Extracted data entries -
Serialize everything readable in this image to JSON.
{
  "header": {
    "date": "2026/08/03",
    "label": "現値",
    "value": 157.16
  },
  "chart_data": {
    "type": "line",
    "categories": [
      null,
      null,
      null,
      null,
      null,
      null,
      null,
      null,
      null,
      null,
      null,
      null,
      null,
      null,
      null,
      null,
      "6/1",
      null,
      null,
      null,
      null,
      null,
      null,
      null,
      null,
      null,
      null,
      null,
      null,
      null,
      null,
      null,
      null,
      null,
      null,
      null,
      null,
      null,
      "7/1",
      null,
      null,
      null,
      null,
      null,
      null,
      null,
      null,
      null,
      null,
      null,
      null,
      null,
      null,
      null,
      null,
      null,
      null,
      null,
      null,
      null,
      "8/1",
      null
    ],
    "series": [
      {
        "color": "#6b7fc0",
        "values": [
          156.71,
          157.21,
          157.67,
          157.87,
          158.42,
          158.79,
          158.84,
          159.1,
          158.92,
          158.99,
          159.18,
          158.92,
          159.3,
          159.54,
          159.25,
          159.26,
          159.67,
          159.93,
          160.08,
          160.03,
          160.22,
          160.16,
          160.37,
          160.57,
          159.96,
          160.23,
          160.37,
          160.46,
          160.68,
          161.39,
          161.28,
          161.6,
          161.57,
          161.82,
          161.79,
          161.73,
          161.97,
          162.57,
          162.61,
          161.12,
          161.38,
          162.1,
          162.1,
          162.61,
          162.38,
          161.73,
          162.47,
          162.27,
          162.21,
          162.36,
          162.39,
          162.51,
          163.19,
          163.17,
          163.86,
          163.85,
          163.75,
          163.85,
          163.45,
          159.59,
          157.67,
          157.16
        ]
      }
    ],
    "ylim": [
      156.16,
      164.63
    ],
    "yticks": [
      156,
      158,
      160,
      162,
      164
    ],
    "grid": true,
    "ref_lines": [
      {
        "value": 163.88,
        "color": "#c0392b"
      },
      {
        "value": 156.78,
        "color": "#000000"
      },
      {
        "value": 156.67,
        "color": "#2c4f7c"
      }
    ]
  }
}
---
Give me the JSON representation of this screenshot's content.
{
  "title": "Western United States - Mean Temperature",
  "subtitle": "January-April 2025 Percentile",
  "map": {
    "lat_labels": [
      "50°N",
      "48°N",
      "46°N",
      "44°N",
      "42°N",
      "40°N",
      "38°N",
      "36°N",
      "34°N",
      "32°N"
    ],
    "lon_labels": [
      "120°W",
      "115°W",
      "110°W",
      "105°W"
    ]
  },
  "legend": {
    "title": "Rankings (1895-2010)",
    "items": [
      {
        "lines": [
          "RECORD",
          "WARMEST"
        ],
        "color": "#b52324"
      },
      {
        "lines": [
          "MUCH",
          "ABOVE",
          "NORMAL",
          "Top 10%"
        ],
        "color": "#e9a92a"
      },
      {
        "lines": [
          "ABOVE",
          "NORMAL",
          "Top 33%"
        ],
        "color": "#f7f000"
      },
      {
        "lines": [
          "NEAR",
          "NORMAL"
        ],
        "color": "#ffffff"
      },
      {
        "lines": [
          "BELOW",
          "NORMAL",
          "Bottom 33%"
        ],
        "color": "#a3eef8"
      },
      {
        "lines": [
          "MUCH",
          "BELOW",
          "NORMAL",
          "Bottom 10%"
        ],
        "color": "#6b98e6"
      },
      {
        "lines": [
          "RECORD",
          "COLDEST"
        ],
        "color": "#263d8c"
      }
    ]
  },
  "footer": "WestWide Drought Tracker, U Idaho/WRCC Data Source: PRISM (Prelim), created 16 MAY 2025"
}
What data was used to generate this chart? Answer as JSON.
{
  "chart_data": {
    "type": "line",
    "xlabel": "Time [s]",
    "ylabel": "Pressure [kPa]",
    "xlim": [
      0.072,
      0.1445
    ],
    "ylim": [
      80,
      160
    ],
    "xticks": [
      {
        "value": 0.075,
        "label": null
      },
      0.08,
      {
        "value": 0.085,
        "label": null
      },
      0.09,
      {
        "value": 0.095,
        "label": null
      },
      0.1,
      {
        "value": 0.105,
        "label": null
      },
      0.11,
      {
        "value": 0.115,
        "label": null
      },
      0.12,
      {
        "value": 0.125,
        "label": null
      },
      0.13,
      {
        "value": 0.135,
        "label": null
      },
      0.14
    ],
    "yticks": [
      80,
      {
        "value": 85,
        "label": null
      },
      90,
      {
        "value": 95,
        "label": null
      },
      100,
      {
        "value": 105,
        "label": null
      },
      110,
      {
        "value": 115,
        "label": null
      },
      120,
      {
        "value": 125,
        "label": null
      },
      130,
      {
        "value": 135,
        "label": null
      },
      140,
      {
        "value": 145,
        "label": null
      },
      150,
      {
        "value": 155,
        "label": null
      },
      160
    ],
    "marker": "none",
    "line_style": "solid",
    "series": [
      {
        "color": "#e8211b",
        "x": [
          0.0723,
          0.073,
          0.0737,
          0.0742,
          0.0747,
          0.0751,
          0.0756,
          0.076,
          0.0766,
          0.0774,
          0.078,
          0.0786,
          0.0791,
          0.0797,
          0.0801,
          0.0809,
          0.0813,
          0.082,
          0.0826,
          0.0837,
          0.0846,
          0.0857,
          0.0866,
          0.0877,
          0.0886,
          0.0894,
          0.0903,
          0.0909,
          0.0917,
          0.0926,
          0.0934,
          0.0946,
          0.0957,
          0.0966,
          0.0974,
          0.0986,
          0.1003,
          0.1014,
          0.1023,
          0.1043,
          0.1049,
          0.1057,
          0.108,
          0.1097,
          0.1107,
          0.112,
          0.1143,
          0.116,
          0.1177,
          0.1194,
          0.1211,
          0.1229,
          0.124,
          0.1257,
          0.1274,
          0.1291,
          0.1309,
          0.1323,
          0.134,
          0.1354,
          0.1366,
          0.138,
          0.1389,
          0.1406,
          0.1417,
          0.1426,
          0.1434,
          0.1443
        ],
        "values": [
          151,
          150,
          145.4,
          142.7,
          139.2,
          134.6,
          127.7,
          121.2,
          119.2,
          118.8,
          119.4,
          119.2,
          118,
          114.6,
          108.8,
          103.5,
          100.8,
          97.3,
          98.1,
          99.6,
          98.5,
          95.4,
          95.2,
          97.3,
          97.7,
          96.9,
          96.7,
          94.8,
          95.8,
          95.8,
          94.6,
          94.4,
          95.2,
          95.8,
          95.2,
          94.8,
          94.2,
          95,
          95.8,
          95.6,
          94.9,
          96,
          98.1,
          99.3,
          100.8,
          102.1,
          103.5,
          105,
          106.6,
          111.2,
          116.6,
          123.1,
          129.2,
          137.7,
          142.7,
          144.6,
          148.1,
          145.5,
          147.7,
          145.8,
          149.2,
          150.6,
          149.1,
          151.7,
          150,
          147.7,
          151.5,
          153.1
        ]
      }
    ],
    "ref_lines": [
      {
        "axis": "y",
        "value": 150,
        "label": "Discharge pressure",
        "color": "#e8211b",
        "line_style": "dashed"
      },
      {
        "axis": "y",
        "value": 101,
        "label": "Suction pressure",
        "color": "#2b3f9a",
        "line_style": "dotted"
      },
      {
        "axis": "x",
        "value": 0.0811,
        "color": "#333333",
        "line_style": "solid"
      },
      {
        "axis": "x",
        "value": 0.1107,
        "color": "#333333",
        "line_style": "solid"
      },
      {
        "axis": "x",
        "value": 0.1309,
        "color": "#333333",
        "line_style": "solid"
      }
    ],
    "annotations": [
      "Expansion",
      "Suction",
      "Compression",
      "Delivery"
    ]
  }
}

WHAT THE EXERCISE ASKS - Take every line from the data that contains the word "JSON".

WRITTEN SOLUTION -
Serialize everything readable in this image to JSON.
Give me the JSON representation of this screenshot's content.
What data was used to generate this chart? Answer as JSON.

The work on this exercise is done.